Rows from a figure dataset:
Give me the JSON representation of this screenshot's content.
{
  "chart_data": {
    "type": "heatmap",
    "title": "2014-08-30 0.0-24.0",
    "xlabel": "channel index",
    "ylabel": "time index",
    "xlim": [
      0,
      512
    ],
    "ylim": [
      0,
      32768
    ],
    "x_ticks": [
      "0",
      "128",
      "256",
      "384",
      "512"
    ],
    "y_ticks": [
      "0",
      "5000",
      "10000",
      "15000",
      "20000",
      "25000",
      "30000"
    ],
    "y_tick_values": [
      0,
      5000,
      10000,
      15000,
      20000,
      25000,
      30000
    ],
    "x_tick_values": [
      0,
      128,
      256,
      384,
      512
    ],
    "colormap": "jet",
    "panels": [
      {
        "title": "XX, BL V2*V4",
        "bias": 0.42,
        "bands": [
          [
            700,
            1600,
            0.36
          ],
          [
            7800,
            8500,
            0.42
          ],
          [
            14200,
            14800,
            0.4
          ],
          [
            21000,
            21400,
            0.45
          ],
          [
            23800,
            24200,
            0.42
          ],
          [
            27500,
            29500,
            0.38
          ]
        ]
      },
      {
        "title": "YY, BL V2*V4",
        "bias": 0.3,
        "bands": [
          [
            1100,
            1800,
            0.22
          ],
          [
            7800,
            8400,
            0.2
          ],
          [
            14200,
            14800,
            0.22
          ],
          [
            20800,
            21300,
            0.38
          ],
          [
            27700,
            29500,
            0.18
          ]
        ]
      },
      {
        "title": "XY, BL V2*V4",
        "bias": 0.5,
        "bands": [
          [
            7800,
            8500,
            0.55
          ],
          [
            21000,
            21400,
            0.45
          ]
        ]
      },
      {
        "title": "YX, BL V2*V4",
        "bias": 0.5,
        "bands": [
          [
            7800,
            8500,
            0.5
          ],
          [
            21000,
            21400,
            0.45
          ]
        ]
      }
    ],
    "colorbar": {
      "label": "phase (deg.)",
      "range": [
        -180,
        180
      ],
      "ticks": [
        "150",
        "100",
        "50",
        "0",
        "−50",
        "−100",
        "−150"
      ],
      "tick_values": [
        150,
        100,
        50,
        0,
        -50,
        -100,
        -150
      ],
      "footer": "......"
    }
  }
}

Given problem ::
Repeat the data precisely, reproducing every entry.

Solution for this problem ::
Give me the JSON representation of this screenshot's content.
{
  "chart_data": {
    "type": "heatmap",
    "title": "2014-08-30 0.0-24.0",
    "xlabel": "channel index",
    "ylabel": "time index",
    "xlim": [
      0,
      512
    ],
    "ylim": [
      0,
      32768
    ],
    "x_ticks": [
      "0",
      "128",
      "256",
      "384",
      "512"
    ],
    "y_ticks": [
      "0",
      "5000",
      "10000",
      "15000",
      "20000",
      "25000",
      "30000"
    ],
    "y_tick_values": [
      0,
      5000,
      10000,
      15000,
      20000,
      25000,
      30000
    ],
    "x_tick_values": [
      0,
      128,
      256,
      384,
      512
    ],
    "colormap": "jet",
    "panels": [
      {
        "title": "XX, BL V2*V4",
        "bias": 0.42,
        "bands": [
          [
            700,
            1600,
            0.36
          ],
          [
            7800,
            8500,
            0.42
          ],
          [
            14200,
            14800,
            0.4
          ],
          [
            21000,
            21400,
            0.45
          ],
          [
            23800,
            24200,
            0.42
          ],
          [
            27500,
            29500,
            0.38
          ]
        ]
      },
      {
        "title": "YY, BL V2*V4",
        "bias": 0.3,
        "bands": [
          [
            1100,
            1800,
            0.22
          ],
          [
            7800,
            8400,
            0.2
          ],
          [
            14200,
            14800,
            0.22
          ],
          [
            20800,
            21300,
            0.38
          ],
          [
            27700,
            29500,
            0.18
          ]
        ]
      },
      {
        "title": "XY, BL V2*V4",
        "bias": 0.5,
        "bands": [
          [
            7800,
            8500,
            0.55
          ],
          [
            21000,
            21400,
            0.45
          ]
        ]
      },
      {
        "title": "YX, BL V2*V4",
        "bias": 0.5,
        "bands": [
          [
            7800,
            8500,
            0.5
          ],
          [
            21000,
            21400,
            0.45
          ]
        ]
      }
    ],
    "colorbar": {
      "label": "phase (deg.)",
      "range": [
        -180,
        180
      ],
      "ticks": [
        "150",
        "100",
        "50",
        "0",
        "−50",
        "−100",
        "−150"
      ],
      "tick_values": [
        150,
        100,
        50,
        0,
        -50,
        -100,
        -150
      ],
      "footer": "......"
    }
  }
}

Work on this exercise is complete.